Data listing
_ _ _ _

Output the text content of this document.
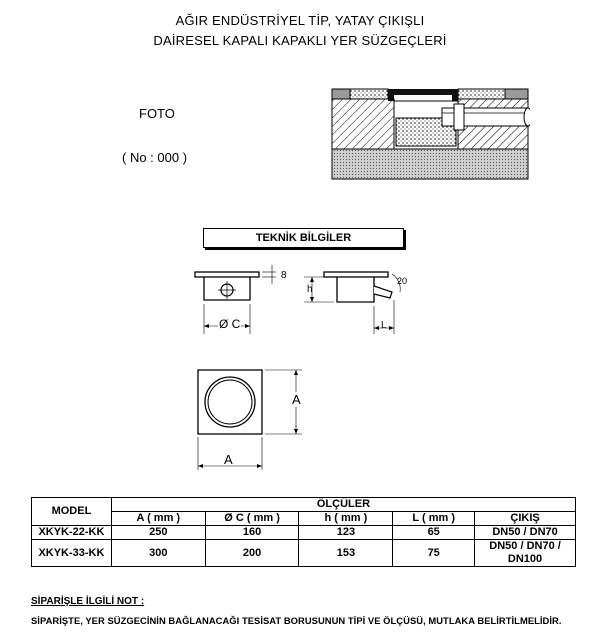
AĞIR ENDÜSTRİYEL TİP, YATAY ÇIKIŞLI
DAİRESEL KAPALI KAPAKLI YER SÜZGEÇLERİ
FOTO
( No : 000 )
TEKNİK BİLGİLER
8
Ø C
h
20
L
A
A
MODEL	ÖLÇÜLER				
	A ( mm )	Ø C ( mm )	h ( mm )	L ( mm )	ÇIKIŞ
XKYK-22-KK	250	160	123	65	DN50 / DN70
XKYK-33-KK	300	200	153	75	DN50 / DN70 / DN100
SİPARİŞLE İLGİLİ NOT :
SİPARİŞTE, YER SÜZGECİNİN BAĞLANACAĞI TESİSAT BORUSUNUN TİPİ VE ÖLÇÜSÜ, MUTLAKA BELİRTİLMELİDİR.
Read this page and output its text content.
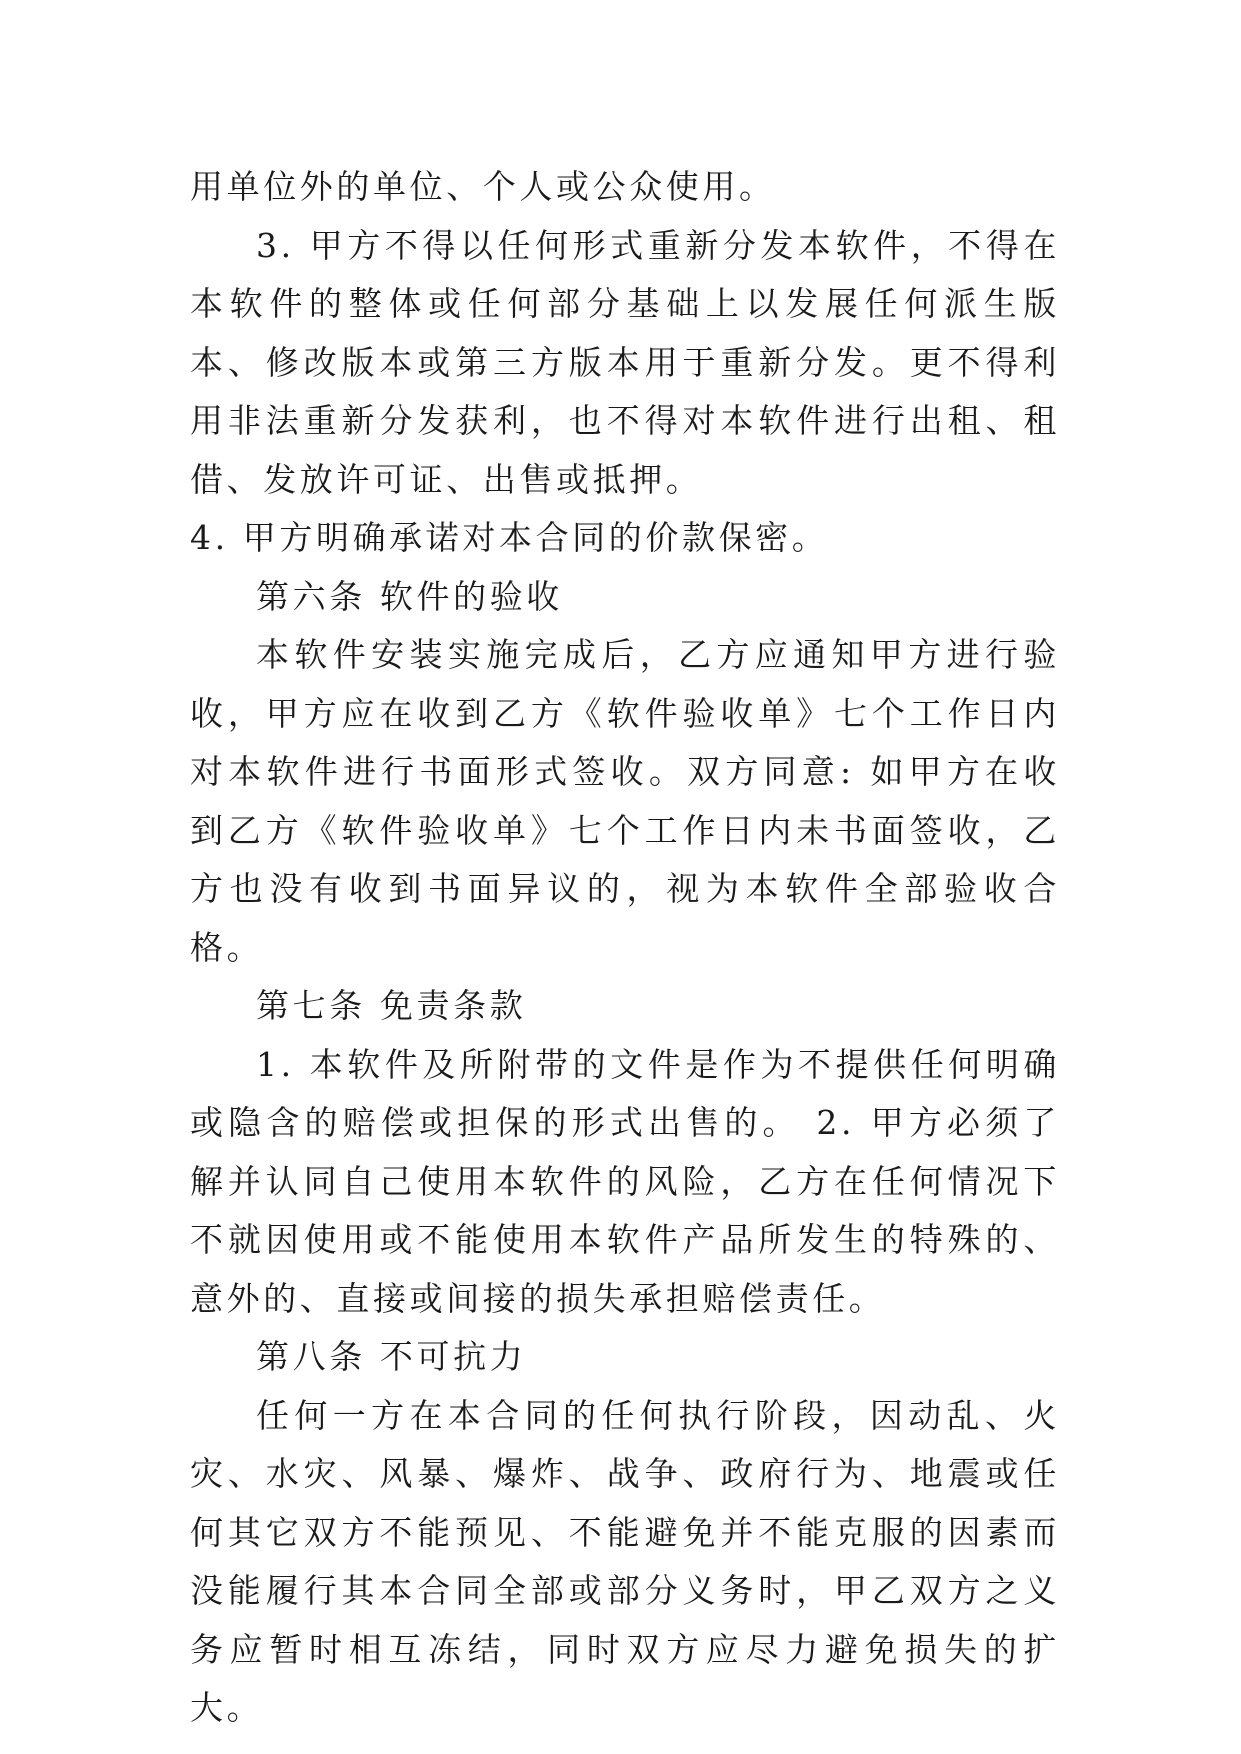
用单位外的单位、个人或公众使用。

3. 甲方不得以任何形式重新分发本软件，不得在本软件的整体或任何部分基础上以发展任何派生版本、修改版本或第三方版本用于重新分发。更不得利用非法重新分发获利，也不得对本软件进行出租、租借、发放许可证、出售或抵押。

4. 甲方明确承诺对本合同的价款保密。

第六条 软件的验收

本软件安装实施完成后，乙方应通知甲方进行验收，甲方应在收到乙方《软件验收单》七个工作日内对本软件进行书面形式签收。双方同意: 如甲方在收到乙方《软件验收单》七个工作日内未书面签收，乙方也没有收到书面异议的，视为本软件全部验收合格。

第七条 免责条款

1. 本软件及所附带的文件是作为不提供任何明确或隐含的赔偿或担保的形式出售的。 2. 甲方必须了解并认同自己使用本软件的风险，乙方在任何情况下不就因使用或不能使用本软件产品所发生的特殊的、意外的、直接或间接的损失承担赔偿责任。

第八条 不可抗力

任何一方在本合同的任何执行阶段，因动乱、火灾、水灾、风暴、爆炸、战争、政府行为、地震或任何其它双方不能预见、不能避免并不能克服的因素而没能履行其本合同全部或部分义务时，甲乙双方之义务应暂时相互冻结，同时双方应尽力避免损失的扩大。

_ _ _ _

Without the pictures, copy the material exactly as given.

**Response to the exercise**
Output the text content of this document.
AĞIR ENDÜSTRİYEL TİP, YATAY ÇIKIŞLI
DAİRESEL KAPALI KAPAKLI YER SÜZGEÇLERİ
FOTO
( No : 000 )
TEKNİK BİLGİLER
8
Ø C
h
20
L
A
A
MODEL	ÖLÇÜLER				
	A ( mm )	Ø C ( mm )	h ( mm )	L ( mm )	ÇIKIŞ
XKYK-22-KK	250	160	123	65	DN50 / DN70
XKYK-33-KK	300	200	153	75	DN50 / DN70 / DN100
SİPARİŞLE İLGİLİ NOT :
SİPARİŞTE, YER SÜZGECİNİN BAĞLANACAĞI TESİSAT BORUSUNUN TİPİ VE ÖLÇÜSÜ, MUTLAKA BELİRTİLMELİDİR.
Read this page and output its text content.
用单位外的单位、个人或公众使用。

3. 甲方不得以任何形式重新分发本软件，不得在本软件的整体或任何部分基础上以发展任何派生版本、修改版本或第三方版本用于重新分发。更不得利用非法重新分发获利，也不得对本软件进行出租、租借、发放许可证、出售或抵押。

4. 甲方明确承诺对本合同的价款保密。

第六条 软件的验收

本软件安装实施完成后，乙方应通知甲方进行验收，甲方应在收到乙方《软件验收单》七个工作日内对本软件进行书面形式签收。双方同意: 如甲方在收到乙方《软件验收单》七个工作日内未书面签收，乙方也没有收到书面异议的，视为本软件全部验收合格。

第七条 免责条款

1. 本软件及所附带的文件是作为不提供任何明确或隐含的赔偿或担保的形式出售的。 2. 甲方必须了解并认同自己使用本软件的风险，乙方在任何情况下不就因使用或不能使用本软件产品所发生的特殊的、意外的、直接或间接的损失承担赔偿责任。

第八条 不可抗力

任何一方在本合同的任何执行阶段，因动乱、火灾、水灾、风暴、爆炸、战争、政府行为、地震或任何其它双方不能预见、不能避免并不能克服的因素而没能履行其本合同全部或部分义务时，甲乙双方之义务应暂时相互冻结，同时双方应尽力避免损失的扩大。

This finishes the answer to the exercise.